- **EXERCISE AIM**
Among the lines below, count those containing the word "JSON". Give the number only.
>> Start DATA SUPPLIED
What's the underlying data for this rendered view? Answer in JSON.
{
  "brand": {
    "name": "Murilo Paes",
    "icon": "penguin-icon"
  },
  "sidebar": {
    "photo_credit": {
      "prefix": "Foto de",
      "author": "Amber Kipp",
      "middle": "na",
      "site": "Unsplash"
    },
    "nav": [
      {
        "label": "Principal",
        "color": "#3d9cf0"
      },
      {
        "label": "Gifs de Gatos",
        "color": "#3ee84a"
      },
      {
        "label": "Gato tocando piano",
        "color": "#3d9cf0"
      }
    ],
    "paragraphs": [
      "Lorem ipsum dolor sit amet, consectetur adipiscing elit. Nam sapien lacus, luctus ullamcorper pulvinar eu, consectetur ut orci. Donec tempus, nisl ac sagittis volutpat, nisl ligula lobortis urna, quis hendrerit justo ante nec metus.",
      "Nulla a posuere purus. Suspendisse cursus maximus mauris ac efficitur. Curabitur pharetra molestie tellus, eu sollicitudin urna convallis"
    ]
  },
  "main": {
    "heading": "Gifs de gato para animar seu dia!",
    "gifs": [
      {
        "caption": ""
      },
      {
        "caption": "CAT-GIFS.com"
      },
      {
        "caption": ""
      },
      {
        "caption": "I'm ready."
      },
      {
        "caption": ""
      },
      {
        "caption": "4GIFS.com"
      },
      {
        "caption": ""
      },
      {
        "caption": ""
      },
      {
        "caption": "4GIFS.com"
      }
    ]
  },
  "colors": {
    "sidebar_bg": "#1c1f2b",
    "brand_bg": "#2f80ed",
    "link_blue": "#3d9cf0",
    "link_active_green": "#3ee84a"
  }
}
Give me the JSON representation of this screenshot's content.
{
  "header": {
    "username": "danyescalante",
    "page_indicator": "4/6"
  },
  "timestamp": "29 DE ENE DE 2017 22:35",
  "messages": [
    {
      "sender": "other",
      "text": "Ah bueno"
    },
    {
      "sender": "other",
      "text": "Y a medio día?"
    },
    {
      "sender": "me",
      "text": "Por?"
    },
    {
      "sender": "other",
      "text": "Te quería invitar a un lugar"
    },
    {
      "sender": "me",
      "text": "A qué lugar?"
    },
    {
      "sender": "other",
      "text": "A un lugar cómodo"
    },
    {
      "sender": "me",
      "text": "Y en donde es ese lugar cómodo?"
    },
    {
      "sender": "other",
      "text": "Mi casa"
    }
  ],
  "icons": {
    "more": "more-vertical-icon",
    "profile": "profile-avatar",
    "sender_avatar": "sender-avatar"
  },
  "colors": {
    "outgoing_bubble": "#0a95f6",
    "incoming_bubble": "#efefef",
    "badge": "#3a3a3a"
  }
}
>> End DATA SUPPLIED
- **PROBLEM SOLUTION**
2